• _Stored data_
★ ★ ★ ★ ★

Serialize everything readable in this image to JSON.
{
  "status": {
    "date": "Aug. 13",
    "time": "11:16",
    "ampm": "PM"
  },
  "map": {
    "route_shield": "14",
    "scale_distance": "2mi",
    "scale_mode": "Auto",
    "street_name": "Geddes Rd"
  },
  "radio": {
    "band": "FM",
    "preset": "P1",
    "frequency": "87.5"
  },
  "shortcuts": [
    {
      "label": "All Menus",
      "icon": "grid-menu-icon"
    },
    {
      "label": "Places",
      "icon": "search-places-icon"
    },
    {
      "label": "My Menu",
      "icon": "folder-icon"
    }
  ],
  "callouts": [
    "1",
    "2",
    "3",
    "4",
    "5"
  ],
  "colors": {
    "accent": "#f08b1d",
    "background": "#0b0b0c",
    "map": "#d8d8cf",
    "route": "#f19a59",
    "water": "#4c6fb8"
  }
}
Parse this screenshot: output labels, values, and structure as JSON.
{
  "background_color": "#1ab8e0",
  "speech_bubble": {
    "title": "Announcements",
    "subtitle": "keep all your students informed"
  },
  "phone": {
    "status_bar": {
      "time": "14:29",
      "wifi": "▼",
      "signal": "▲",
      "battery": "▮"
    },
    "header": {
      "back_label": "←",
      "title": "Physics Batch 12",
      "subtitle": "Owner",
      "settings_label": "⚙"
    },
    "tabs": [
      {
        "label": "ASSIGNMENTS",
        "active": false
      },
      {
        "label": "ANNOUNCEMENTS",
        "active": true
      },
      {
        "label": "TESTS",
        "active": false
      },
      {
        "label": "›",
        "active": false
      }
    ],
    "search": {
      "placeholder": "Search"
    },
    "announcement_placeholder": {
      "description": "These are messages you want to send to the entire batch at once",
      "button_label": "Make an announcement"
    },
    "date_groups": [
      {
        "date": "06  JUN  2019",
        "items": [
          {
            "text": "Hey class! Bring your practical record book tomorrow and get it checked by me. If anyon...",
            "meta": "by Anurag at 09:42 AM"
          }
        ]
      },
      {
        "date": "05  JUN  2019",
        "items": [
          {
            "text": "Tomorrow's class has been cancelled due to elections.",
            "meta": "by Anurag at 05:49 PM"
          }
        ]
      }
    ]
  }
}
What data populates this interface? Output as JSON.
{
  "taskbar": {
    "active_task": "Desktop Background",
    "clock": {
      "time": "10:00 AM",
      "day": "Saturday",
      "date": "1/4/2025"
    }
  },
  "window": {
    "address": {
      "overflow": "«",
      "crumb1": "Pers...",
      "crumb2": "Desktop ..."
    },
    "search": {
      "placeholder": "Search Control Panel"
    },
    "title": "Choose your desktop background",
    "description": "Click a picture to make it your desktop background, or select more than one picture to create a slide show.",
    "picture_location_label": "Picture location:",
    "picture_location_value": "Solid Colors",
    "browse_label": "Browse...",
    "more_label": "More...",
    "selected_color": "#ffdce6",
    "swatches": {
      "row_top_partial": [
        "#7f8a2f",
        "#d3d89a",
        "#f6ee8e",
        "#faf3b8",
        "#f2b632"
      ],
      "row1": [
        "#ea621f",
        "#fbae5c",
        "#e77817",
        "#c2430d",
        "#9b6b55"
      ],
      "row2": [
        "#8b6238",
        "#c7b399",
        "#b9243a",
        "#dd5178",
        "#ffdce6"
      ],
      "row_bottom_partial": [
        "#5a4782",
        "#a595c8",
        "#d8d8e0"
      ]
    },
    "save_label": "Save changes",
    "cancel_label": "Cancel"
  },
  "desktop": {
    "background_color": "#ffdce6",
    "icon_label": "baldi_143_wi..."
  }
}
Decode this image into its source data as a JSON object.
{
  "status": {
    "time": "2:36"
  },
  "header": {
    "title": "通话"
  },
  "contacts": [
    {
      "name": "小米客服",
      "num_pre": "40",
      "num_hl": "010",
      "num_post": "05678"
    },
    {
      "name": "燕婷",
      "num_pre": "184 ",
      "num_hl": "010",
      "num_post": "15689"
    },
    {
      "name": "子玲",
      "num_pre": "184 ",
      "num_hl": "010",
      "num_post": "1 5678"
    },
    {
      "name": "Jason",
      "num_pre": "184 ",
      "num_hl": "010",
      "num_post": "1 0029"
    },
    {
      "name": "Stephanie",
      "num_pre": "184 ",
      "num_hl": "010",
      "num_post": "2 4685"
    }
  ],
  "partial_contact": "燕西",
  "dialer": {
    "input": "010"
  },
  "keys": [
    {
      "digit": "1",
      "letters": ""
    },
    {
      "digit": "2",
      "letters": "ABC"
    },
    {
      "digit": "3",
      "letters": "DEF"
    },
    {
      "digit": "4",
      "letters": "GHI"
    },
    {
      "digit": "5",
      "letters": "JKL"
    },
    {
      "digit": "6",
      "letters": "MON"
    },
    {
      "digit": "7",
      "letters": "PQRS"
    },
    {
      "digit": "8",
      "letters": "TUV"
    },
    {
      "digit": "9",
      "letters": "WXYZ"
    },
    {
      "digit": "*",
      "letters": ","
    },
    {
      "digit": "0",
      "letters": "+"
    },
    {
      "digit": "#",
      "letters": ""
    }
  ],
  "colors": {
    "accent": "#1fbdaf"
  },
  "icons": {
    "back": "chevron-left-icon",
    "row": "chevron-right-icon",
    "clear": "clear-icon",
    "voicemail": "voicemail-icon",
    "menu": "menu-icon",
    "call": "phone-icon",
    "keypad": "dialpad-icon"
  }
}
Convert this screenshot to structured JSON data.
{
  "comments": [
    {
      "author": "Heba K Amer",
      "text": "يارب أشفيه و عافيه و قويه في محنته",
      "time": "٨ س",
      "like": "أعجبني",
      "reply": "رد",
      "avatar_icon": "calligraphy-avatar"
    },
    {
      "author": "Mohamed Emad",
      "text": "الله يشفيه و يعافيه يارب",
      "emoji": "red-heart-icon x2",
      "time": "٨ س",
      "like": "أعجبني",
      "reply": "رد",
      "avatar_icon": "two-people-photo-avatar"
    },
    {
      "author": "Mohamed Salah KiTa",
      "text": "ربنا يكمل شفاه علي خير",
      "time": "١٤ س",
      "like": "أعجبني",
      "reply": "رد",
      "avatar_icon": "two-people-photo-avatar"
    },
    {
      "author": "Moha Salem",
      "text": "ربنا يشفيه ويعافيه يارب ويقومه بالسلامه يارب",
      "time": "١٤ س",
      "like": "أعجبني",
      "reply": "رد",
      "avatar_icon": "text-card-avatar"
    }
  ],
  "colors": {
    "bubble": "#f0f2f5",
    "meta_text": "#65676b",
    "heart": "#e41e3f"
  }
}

★ ★ ★ ★ ★

Repeat all of the records above exactly as they appear.

• _Solution to the problem_
Serialize everything readable in this image to JSON.
{
  "status": {
    "date": "Aug. 13",
    "time": "11:16",
    "ampm": "PM"
  },
  "map": {
    "route_shield": "14",
    "scale_distance": "2mi",
    "scale_mode": "Auto",
    "street_name": "Geddes Rd"
  },
  "radio": {
    "band": "FM",
    "preset": "P1",
    "frequency": "87.5"
  },
  "shortcuts": [
    {
      "label": "All Menus",
      "icon": "grid-menu-icon"
    },
    {
      "label": "Places",
      "icon": "search-places-icon"
    },
    {
      "label": "My Menu",
      "icon": "folder-icon"
    }
  ],
  "callouts": [
    "1",
    "2",
    "3",
    "4",
    "5"
  ],
  "colors": {
    "accent": "#f08b1d",
    "background": "#0b0b0c",
    "map": "#d8d8cf",
    "route": "#f19a59",
    "water": "#4c6fb8"
  }
}
Parse this screenshot: output labels, values, and structure as JSON.
{
  "background_color": "#1ab8e0",
  "speech_bubble": {
    "title": "Announcements",
    "subtitle": "keep all your students informed"
  },
  "phone": {
    "status_bar": {
      "time": "14:29",
      "wifi": "▼",
      "signal": "▲",
      "battery": "▮"
    },
    "header": {
      "back_label": "←",
      "title": "Physics Batch 12",
      "subtitle": "Owner",
      "settings_label": "⚙"
    },
    "tabs": [
      {
        "label": "ASSIGNMENTS",
        "active": false
      },
      {
        "label": "ANNOUNCEMENTS",
        "active": true
      },
      {
        "label": "TESTS",
        "active": false
      },
      {
        "label": "›",
        "active": false
      }
    ],
    "search": {
      "placeholder": "Search"
    },
    "announcement_placeholder": {
      "description": "These are messages you want to send to the entire batch at once",
      "button_label": "Make an announcement"
    },
    "date_groups": [
      {
        "date": "06  JUN  2019",
        "items": [
          {
            "text": "Hey class! Bring your practical record book tomorrow and get it checked by me. If anyon...",
            "meta": "by Anurag at 09:42 AM"
          }
        ]
      },
      {
        "date": "05  JUN  2019",
        "items": [
          {
            "text": "Tomorrow's class has been cancelled due to elections.",
            "meta": "by Anurag at 05:49 PM"
          }
        ]
      }
    ]
  }
}
What data populates this interface? Output as JSON.
{
  "taskbar": {
    "active_task": "Desktop Background",
    "clock": {
      "time": "10:00 AM",
      "day": "Saturday",
      "date": "1/4/2025"
    }
  },
  "window": {
    "address": {
      "overflow": "«",
      "crumb1": "Pers...",
      "crumb2": "Desktop ..."
    },
    "search": {
      "placeholder": "Search Control Panel"
    },
    "title": "Choose your desktop background",
    "description": "Click a picture to make it your desktop background, or select more than one picture to create a slide show.",
    "picture_location_label": "Picture location:",
    "picture_location_value": "Solid Colors",
    "browse_label": "Browse...",
    "more_label": "More...",
    "selected_color": "#ffdce6",
    "swatches": {
      "row_top_partial": [
        "#7f8a2f",
        "#d3d89a",
        "#f6ee8e",
        "#faf3b8",
        "#f2b632"
      ],
      "row1": [
        "#ea621f",
        "#fbae5c",
        "#e77817",
        "#c2430d",
        "#9b6b55"
      ],
      "row2": [
        "#8b6238",
        "#c7b399",
        "#b9243a",
        "#dd5178",
        "#ffdce6"
      ],
      "row_bottom_partial": [
        "#5a4782",
        "#a595c8",
        "#d8d8e0"
      ]
    },
    "save_label": "Save changes",
    "cancel_label": "Cancel"
  },
  "desktop": {
    "background_color": "#ffdce6",
    "icon_label": "baldi_143_wi..."
  }
}
Decode this image into its source data as a JSON object.
{
  "status": {
    "time": "2:36"
  },
  "header": {
    "title": "通话"
  },
  "contacts": [
    {
      "name": "小米客服",
      "num_pre": "40",
      "num_hl": "010",
      "num_post": "05678"
    },
    {
      "name": "燕婷",
      "num_pre": "184 ",
      "num_hl": "010",
      "num_post": "15689"
    },
    {
      "name": "子玲",
      "num_pre": "184 ",
      "num_hl": "010",
      "num_post": "1 5678"
    },
    {
      "name": "Jason",
      "num_pre": "184 ",
      "num_hl": "010",
      "num_post": "1 0029"
    },
    {
      "name": "Stephanie",
      "num_pre": "184 ",
      "num_hl": "010",
      "num_post": "2 4685"
    }
  ],
  "partial_contact": "燕西",
  "dialer": {
    "input": "010"
  },
  "keys": [
    {
      "digit": "1",
      "letters": ""
    },
    {
      "digit": "2",
      "letters": "ABC"
    },
    {
      "digit": "3",
      "letters": "DEF"
    },
    {
      "digit": "4",
      "letters": "GHI"
    },
    {
      "digit": "5",
      "letters": "JKL"
    },
    {
      "digit": "6",
      "letters": "MON"
    },
    {
      "digit": "7",
      "letters": "PQRS"
    },
    {
      "digit": "8",
      "letters": "TUV"
    },
    {
      "digit": "9",
      "letters": "WXYZ"
    },
    {
      "digit": "*",
      "letters": ","
    },
    {
      "digit": "0",
      "letters": "+"
    },
    {
      "digit": "#",
      "letters": ""
    }
  ],
  "colors": {
    "accent": "#1fbdaf"
  },
  "icons": {
    "back": "chevron-left-icon",
    "row": "chevron-right-icon",
    "clear": "clear-icon",
    "voicemail": "voicemail-icon",
    "menu": "menu-icon",
    "call": "phone-icon",
    "keypad": "dialpad-icon"
  }
}
Convert this screenshot to structured JSON data.
{
  "comments": [
    {
      "author": "Heba K Amer",
      "text": "يارب أشفيه و عافيه و قويه في محنته",
      "time": "٨ س",
      "like": "أعجبني",
      "reply": "رد",
      "avatar_icon": "calligraphy-avatar"
    },
    {
      "author": "Mohamed Emad",
      "text": "الله يشفيه و يعافيه يارب",
      "emoji": "red-heart-icon x2",
      "time": "٨ س",
      "like": "أعجبني",
      "reply": "رد",
      "avatar_icon": "two-people-photo-avatar"
    },
    {
      "author": "Mohamed Salah KiTa",
      "text": "ربنا يكمل شفاه علي خير",
      "time": "١٤ س",
      "like": "أعجبني",
      "reply": "رد",
      "avatar_icon": "two-people-photo-avatar"
    },
    {
      "author": "Moha Salem",
      "text": "ربنا يشفيه ويعافيه يارب ويقومه بالسلامه يارب",
      "time": "١٤ س",
      "like": "أعجبني",
      "reply": "رد",
      "avatar_icon": "text-card-avatar"
    }
  ],
  "colors": {
    "bubble": "#f0f2f5",
    "meta_text": "#65676b",
    "heart": "#e41e3f"
  }
}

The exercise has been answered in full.